EXERCISE OBJECTIVE.
Search the records for the word "hàng" and pick out every line that has it.

TASK INPUTS.
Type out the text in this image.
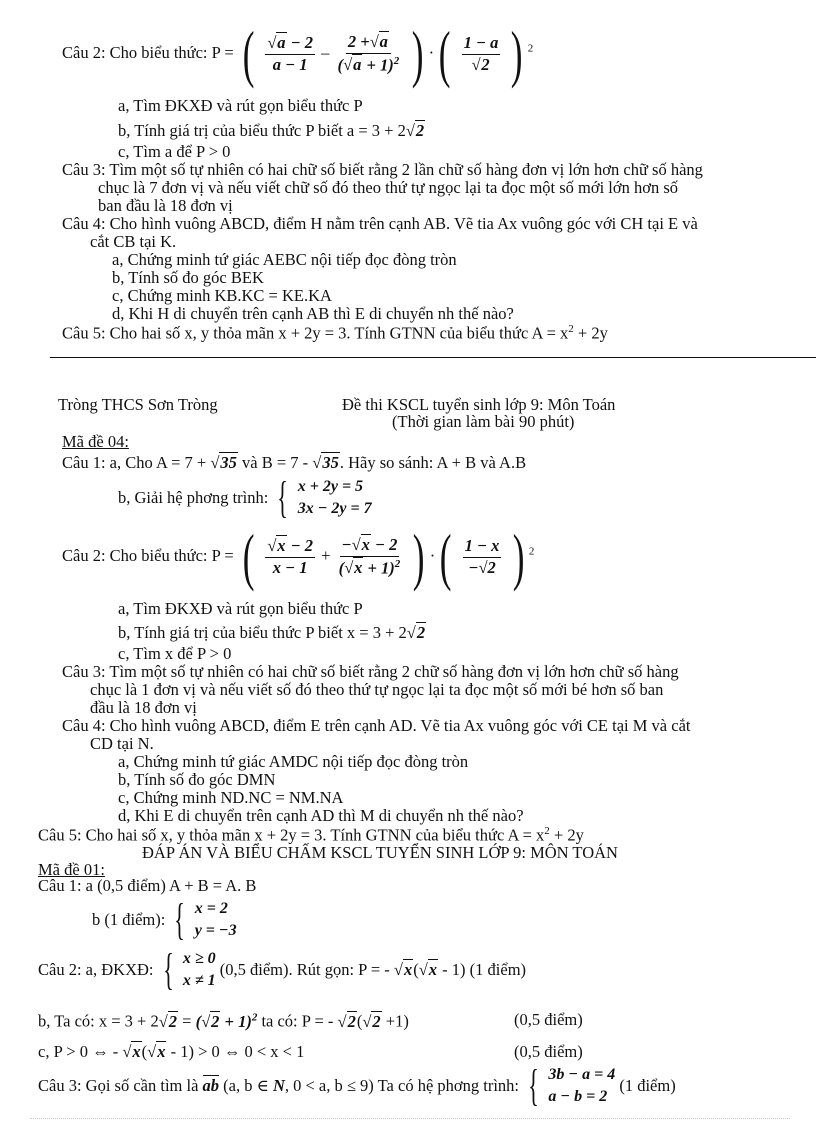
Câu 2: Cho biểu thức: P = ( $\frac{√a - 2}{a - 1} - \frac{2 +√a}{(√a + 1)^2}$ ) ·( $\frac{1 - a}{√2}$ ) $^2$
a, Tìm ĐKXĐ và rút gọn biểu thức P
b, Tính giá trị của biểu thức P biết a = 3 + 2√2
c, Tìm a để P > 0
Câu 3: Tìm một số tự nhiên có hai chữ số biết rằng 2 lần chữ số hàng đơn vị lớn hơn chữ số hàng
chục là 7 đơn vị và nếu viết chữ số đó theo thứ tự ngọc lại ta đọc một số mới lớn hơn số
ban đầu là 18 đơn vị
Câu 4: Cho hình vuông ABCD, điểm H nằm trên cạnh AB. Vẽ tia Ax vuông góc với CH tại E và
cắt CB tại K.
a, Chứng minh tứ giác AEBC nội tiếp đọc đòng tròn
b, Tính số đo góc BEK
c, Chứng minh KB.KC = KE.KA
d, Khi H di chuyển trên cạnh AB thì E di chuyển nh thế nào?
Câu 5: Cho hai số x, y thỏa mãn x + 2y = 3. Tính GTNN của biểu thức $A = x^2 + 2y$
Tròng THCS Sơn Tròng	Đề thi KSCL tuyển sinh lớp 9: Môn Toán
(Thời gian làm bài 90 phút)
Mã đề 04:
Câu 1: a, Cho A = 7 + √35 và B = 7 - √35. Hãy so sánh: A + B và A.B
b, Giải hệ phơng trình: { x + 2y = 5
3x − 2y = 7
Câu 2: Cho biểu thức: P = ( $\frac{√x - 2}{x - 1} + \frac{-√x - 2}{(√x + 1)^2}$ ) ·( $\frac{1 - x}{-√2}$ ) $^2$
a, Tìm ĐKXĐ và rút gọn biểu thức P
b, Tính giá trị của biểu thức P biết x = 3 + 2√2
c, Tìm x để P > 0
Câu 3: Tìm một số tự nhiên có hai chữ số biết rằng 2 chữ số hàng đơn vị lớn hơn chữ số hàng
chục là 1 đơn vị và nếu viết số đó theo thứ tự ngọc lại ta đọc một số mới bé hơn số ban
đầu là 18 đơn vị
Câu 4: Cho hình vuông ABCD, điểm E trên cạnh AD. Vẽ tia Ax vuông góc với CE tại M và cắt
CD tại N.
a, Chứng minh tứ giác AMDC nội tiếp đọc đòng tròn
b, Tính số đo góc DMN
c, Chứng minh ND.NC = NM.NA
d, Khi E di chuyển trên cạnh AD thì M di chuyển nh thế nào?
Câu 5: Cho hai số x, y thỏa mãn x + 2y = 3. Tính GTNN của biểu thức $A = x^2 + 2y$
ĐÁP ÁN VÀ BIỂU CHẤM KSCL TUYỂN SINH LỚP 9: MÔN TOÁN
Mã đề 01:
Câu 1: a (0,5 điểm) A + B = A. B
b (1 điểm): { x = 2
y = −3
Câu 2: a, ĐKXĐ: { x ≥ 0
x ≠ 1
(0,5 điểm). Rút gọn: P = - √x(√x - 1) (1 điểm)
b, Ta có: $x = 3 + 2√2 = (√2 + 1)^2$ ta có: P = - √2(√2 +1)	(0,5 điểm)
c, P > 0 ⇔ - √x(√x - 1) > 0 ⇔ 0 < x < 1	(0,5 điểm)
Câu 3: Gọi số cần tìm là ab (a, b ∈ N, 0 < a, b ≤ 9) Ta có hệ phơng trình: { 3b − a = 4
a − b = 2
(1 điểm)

==

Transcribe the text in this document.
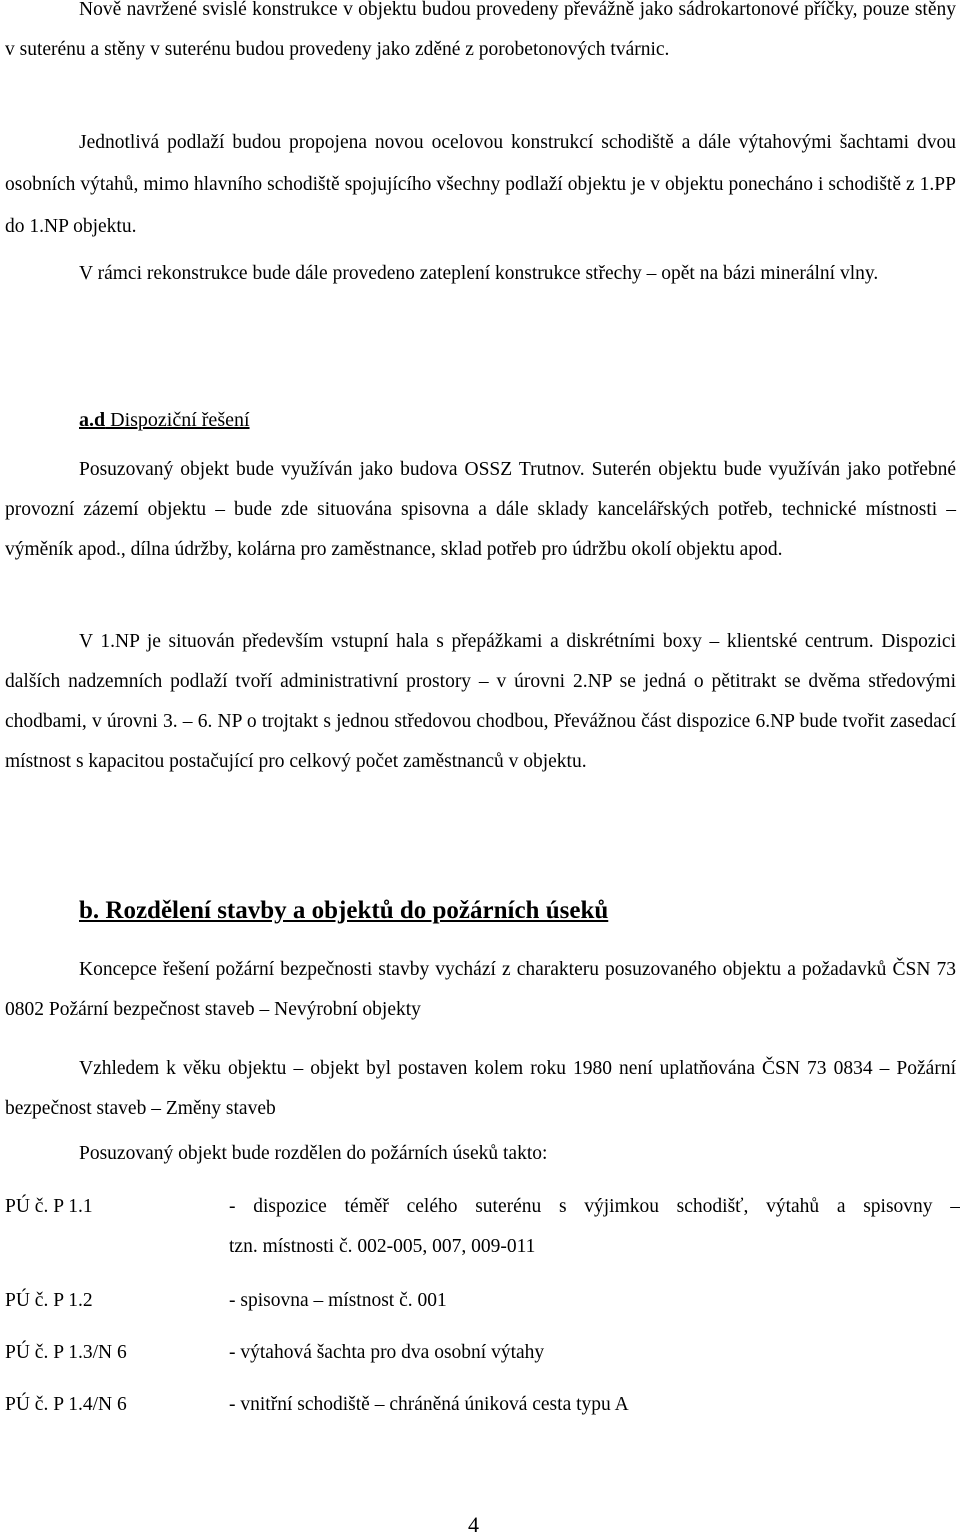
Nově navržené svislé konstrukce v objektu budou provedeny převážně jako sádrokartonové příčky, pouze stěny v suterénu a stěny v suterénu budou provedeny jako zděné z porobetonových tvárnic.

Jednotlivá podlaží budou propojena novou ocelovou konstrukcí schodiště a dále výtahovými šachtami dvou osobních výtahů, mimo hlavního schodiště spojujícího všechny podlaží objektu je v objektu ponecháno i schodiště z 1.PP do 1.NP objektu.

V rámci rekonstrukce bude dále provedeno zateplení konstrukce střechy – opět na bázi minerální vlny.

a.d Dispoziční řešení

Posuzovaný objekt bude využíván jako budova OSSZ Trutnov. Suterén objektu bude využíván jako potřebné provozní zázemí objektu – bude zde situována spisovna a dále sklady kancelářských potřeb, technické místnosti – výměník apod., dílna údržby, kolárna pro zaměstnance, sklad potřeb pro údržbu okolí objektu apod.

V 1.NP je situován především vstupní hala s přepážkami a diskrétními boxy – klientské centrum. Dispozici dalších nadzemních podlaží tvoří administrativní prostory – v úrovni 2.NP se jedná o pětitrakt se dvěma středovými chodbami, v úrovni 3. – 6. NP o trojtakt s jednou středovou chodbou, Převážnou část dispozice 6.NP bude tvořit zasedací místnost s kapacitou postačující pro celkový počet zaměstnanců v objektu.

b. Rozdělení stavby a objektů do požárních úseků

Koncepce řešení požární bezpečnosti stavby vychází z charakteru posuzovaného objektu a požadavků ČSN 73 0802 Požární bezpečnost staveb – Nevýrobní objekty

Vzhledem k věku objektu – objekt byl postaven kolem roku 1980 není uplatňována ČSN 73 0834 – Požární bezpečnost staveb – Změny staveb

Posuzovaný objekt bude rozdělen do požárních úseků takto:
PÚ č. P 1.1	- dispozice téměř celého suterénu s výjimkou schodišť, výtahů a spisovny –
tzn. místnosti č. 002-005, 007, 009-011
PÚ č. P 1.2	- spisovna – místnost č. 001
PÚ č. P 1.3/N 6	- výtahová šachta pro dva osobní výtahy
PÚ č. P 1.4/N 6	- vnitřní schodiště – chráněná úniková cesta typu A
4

SOLUTION TO THIS EXERCISE.
Câu 3: Tìm một số tự nhiên có hai chữ số biết rằng 2 lần chữ số hàng đơn vị lớn hơn chữ số hàng
Câu 3: Tìm một số tự nhiên có hai chữ số biết rằng 2 chữ số hàng đơn vị lớn hơn chữ số hàng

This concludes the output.